Tarefas propostas:
1. Segundo o texto sobre medidas socioeducativas, quantos adolescentes estão presos somente em Goiânia?
2. No texto sobre medidas socioeducativas, por que o coordenador da Frente Contra a Redução diz que é preciso investir na melhoria da execução dessas medidas? Responda em até três frases.
3. Escreva a continuação do texto sobre medidas socioeducativas para jovens infratores, começando logo após a última frase apresentada.

Trecho do documento:
★ ★ ★ ★ ★

Segundo o especialista em juventude, atualmente, o que se leva em consideração para a aplicação de medidas socioeducativas é uma análise de vários ângulos da vida do jovem infrator e não a gravidade da ação. "Independente do ato cometido, mas também a situação de vida, o acesso aos serviços públicos, o que vai se avaliar é a condição que o adolescente tem no cumprimento dessa medida ou qual seria a mais adequada e mais aplicável para o caso, fatores como condições de vida e de acesso a serviços", relata.

Mota aponta que há outras formas de trabalhar com a ressocialização dos menores. "O adolescente pode cumprir outros tipos de medidas eficientes que não são prisional ou reclusão. Nas medidas socioeducativas se prevê um rol de possibilidades em que a internação é a última alternativa", diz.

Para o coordenador da Frente Contra a Redução, para se amenizar a criminalidade entre jovens, além de investir em políticas públicas como a Educação, é necessário também voltar esforços para melhorar os centros de ressocialização. "Cuidar desses jovens para que não venham se envolver em qualquer ato de contravenção. Também é preciso investir na melhoria da execução de medidas socioeducativas, que precisam atender esses jovens de maneira mais qualificada", informa.

Ele afirma ainda que apesar dos questionamentos por parte da sociedade sobre a aplicação das medidas aos jovens infratores, os números registrados provam que elas são aplicadas. "Nós temos mais de 400 adolescentes presos somente em Goiânia. Cumprindo medidas socioeducativas são mais de mil adolescentes só na capital", explica.

★ ★ ★ ★ ★

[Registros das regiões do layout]
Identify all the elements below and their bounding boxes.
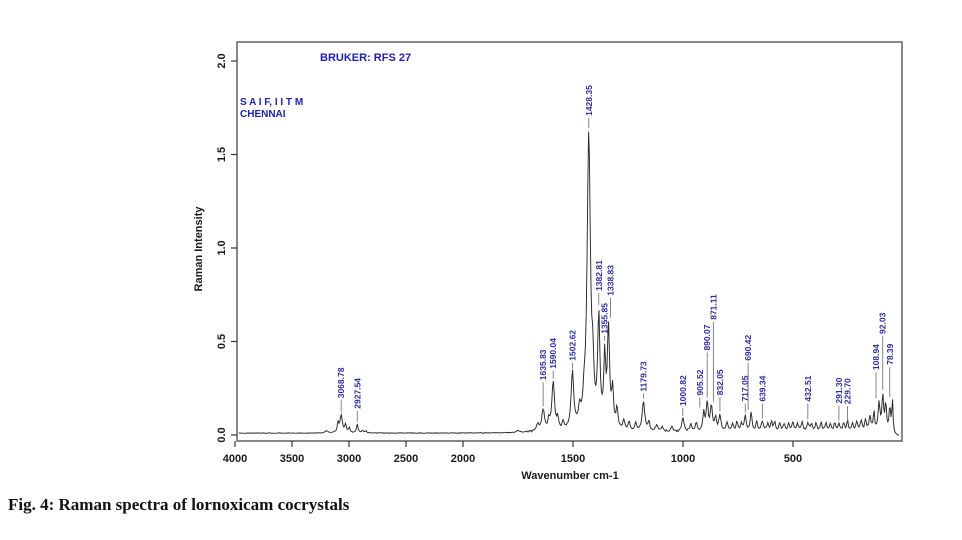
spectrum-curve bbox=[238, 131, 899, 436]
peak-label: 1590.04 bbox=[548, 338, 558, 369]
peak-label: 3068.78 bbox=[336, 367, 346, 398]
peak-label: 1355.85 bbox=[600, 303, 610, 334]
peak-label: 832.05 bbox=[715, 369, 725, 395]
peak-label: 905.52 bbox=[695, 369, 705, 395]
x-tick-label: 1500 bbox=[561, 453, 585, 465]
peak-label: 108.94 bbox=[871, 344, 881, 370]
peak-label: 890.07 bbox=[702, 324, 712, 350]
y-tick-label: 1.5 bbox=[216, 147, 228, 162]
raman-spectrum-chart: 4000 3500 3000 2500 2000 1500 1000 500 0.0 0.5 1.0… bbox=[216, 41, 903, 465]
peak-label: 78.39 bbox=[885, 343, 895, 365]
y-tick-label: 1.0 bbox=[216, 240, 228, 255]
peak-label: 1382.81 bbox=[594, 260, 604, 291]
instrument-label: BRUKER: RFS 27 bbox=[320, 52, 412, 64]
y-tick-label: 0.5 bbox=[216, 334, 228, 349]
y-tick-label: 0.0 bbox=[216, 427, 228, 442]
x-tick-label: 2500 bbox=[394, 453, 418, 465]
facility-name: S A I F, I I T M bbox=[240, 97, 304, 108]
y-tick-label: 2.0 bbox=[216, 53, 228, 68]
plot-box bbox=[236, 41, 903, 442]
x-tick-label: 3000 bbox=[337, 453, 361, 465]
y-axis-ticks: 0.0 0.5 1.0 1.5 2.0 bbox=[216, 53, 237, 443]
peak-label: 1000.82 bbox=[678, 375, 688, 406]
x-tick-label: 3500 bbox=[280, 453, 304, 465]
peak-label: 717.05 bbox=[740, 375, 750, 401]
facility-city: CHENNAI bbox=[240, 109, 286, 120]
peak-label: 432.51 bbox=[803, 375, 813, 401]
peak-label: 1502.62 bbox=[567, 330, 577, 361]
peak-label: 690.42 bbox=[743, 335, 753, 361]
x-tick-label: 500 bbox=[784, 453, 802, 465]
peak-label: 1635.83 bbox=[538, 349, 548, 380]
peak-label: 92.03 bbox=[878, 312, 888, 334]
peak-annotations: 3068.78 2927.54 1635.83 1590.04 1502.62 1428.… bbox=[336, 85, 895, 422]
peak-label: 291.30 bbox=[834, 377, 844, 403]
x-tick-label: 4000 bbox=[223, 453, 247, 465]
peak-label: 1428.35 bbox=[584, 85, 594, 116]
peak-label: 871.11 bbox=[708, 294, 718, 320]
peak-label: 639.34 bbox=[757, 375, 767, 401]
peak-label: 1179.73 bbox=[638, 361, 648, 392]
y-axis-title: Raman Intensity bbox=[193, 206, 205, 292]
figure-caption: Fig. 4: Raman spectra of lornoxicam cocr… bbox=[8, 495, 350, 514]
x-tick-label: 1000 bbox=[671, 453, 695, 465]
x-axis-ticks: 4000 3500 3000 2500 2000 1500 1000 500 bbox=[223, 441, 802, 465]
x-tick-label: 2000 bbox=[451, 453, 475, 465]
peak-label: 1338.83 bbox=[605, 265, 615, 296]
peak-label: 229.70 bbox=[842, 378, 852, 404]
x-axis-title: Wavenumber cm-1 bbox=[521, 470, 619, 482]
peak-label: 2927.54 bbox=[352, 378, 362, 409]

★ ★ ★ ★ ★

Resultados:
1. Mais de 400 adolescentes.

2. Porque as medidas socioeducativas precisam atender os jovens de maneira mais qualificada. Para ele, esse esforço, somado ao investimento em políticas públicas como a Educação, ajuda a amenizar a criminalidade entre jovens.

3.
Frente Goiana Contra a Redução da Idade Penal: 

A Frente Goiana Contra a Redução da Idade Penal é formada por grupos, movimentos sociais e pessoas que são contra a aprovação da PEC. Os organizadores costumam promover reuniões presenciais para debates sobre o assunto e ações por meio das redes sociais como forma de mobilização. O coletivo também publicou um documento intitulado "Carta Manifesto: Goiás Contra a Redução da Iddade Penal" com uma petição pública.

Atualmente, mais de 30 grupos apoiam essa mobilização, entre eles a Articulação de Mulheres Brasileiras; a Associação de Psicologia e Desenvolvimento Social; Centro Acadêmico Carlos Marighela, da UFG; Centro Acadêmico de Psicologia, UFG; Centro Cultural Eldorado dos Carajás; Agentes de Pastoral Negros; Cirgo Laheto; Comissão de Direitos Humanos, da UEG; Conselho Regional de Psicologia; Coletivo Quilombo; Comissão de Direitos da Criança e do Adolescente da Ordem dos Advogados do Brasil, OAB\GO; Diretório Municipal do Partido Socialismo e Liberdade (PSOL); Secretaria Municipal de Assistência Social da Prefeitura de Goiânia e outros.

Ampliar o tempo de internação:

Além da pauta da redução da maioridade, os parlamentares também discutem ampliar o tempo de internação dos menores. Atualmente, o Estatuto da Criança e do Adolescente prevê como tempo máximo de internação o período de três anos. A nova proposta aponta como ampliação desse período o limite de 8 anos.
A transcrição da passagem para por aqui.